- [Objective]:
Determine how many lines include the word "setup", then give that number and nothing more.

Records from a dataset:
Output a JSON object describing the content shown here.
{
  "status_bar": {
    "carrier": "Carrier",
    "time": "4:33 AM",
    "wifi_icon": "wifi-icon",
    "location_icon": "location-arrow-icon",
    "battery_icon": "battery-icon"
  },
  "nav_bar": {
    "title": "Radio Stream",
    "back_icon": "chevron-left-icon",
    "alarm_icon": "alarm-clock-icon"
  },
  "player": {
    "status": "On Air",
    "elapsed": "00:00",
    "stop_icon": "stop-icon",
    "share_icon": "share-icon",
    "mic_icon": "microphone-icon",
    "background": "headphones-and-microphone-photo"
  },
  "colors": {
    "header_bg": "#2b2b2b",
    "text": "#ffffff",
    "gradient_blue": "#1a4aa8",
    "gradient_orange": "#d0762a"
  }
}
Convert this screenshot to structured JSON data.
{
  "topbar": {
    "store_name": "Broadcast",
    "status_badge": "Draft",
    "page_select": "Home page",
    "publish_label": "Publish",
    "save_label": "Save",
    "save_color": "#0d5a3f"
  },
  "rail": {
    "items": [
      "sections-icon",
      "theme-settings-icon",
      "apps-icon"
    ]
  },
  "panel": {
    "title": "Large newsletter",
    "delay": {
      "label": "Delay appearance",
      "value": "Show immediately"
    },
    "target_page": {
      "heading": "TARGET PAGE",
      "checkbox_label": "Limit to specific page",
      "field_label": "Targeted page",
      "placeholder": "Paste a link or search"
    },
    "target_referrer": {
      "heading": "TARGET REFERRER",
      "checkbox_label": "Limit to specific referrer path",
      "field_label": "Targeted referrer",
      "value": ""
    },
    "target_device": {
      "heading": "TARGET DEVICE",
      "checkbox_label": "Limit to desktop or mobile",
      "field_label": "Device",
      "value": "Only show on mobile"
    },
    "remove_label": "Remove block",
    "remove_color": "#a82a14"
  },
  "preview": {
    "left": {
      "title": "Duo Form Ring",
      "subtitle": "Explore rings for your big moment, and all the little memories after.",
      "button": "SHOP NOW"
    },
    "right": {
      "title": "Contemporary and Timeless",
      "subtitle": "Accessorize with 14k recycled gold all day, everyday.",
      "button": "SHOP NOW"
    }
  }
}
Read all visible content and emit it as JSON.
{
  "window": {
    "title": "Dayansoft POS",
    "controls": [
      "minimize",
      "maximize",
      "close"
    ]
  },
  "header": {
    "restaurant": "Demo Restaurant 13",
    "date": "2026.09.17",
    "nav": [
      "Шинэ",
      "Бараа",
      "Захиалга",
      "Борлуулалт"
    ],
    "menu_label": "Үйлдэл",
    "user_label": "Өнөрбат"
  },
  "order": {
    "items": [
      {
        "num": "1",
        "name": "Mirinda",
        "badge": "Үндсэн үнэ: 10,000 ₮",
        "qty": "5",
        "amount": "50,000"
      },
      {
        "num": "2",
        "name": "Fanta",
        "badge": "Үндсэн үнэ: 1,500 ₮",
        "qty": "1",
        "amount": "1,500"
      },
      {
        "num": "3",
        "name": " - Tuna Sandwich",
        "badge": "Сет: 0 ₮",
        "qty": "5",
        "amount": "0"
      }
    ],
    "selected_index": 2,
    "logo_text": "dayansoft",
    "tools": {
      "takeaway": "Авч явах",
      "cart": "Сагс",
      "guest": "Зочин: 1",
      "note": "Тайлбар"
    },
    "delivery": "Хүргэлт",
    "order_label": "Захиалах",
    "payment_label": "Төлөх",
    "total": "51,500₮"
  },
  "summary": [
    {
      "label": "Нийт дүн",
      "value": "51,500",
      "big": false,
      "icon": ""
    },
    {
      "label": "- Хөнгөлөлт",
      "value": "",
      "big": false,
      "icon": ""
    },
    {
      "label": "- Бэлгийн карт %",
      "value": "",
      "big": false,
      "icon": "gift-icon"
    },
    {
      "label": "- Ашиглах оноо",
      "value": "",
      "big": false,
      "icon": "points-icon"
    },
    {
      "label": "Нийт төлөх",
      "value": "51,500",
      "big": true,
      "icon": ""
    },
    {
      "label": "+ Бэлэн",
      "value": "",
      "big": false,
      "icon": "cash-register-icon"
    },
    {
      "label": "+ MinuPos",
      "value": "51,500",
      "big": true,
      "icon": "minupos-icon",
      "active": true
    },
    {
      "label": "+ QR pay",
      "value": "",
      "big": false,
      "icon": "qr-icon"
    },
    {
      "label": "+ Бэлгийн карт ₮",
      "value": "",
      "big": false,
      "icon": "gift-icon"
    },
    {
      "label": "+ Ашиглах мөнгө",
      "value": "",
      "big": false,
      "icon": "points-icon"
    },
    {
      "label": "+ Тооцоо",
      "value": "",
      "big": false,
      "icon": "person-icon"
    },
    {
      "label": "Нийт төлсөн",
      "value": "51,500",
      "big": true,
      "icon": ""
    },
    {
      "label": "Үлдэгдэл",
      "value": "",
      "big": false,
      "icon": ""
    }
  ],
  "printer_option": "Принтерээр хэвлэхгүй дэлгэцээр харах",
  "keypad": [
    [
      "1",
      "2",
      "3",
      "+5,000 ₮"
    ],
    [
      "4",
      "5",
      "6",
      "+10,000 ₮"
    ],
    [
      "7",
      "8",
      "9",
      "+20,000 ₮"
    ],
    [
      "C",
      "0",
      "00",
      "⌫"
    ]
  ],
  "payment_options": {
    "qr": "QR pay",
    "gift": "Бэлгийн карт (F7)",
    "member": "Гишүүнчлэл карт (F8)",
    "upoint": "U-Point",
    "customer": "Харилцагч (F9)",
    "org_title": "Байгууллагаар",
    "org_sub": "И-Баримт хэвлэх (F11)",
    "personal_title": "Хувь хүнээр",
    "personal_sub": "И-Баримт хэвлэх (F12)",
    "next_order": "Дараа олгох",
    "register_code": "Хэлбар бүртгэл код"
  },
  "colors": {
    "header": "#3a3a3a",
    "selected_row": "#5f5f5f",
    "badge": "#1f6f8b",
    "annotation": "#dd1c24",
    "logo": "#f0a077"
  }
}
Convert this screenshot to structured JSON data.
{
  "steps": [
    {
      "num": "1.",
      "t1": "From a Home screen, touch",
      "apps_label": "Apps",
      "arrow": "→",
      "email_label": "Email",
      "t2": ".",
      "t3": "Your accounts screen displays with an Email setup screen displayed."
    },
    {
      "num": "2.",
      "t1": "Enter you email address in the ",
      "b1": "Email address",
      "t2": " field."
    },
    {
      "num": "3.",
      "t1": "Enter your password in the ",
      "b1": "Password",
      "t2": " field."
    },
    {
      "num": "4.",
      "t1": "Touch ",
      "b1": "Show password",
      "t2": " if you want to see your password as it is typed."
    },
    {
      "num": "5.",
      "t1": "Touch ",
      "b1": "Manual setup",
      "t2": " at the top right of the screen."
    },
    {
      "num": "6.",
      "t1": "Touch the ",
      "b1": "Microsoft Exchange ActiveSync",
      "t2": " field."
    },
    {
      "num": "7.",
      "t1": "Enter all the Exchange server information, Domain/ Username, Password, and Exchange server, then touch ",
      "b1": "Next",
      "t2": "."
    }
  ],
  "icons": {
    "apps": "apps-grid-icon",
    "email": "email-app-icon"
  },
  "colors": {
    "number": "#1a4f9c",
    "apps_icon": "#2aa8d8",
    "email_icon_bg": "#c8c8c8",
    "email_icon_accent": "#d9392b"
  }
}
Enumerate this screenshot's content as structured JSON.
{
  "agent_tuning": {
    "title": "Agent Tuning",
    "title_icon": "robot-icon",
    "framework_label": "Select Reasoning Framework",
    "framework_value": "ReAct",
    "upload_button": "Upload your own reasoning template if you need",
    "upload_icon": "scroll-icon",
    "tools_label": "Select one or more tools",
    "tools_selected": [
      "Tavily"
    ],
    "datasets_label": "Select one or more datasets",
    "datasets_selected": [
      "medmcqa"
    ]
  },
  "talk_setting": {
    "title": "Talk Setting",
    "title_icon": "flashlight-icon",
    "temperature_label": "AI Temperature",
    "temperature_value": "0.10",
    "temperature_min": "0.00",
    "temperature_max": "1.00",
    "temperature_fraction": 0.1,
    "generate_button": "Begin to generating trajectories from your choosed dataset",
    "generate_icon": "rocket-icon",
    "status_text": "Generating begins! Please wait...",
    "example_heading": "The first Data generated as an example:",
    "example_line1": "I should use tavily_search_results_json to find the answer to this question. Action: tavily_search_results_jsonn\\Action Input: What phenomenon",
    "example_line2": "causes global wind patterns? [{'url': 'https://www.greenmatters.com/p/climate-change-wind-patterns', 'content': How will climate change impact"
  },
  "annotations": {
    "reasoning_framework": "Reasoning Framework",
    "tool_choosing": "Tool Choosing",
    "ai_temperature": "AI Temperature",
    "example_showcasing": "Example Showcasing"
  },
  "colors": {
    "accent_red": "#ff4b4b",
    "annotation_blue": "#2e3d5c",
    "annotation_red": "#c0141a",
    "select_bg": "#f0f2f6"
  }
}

- [Response for this exercise]:
2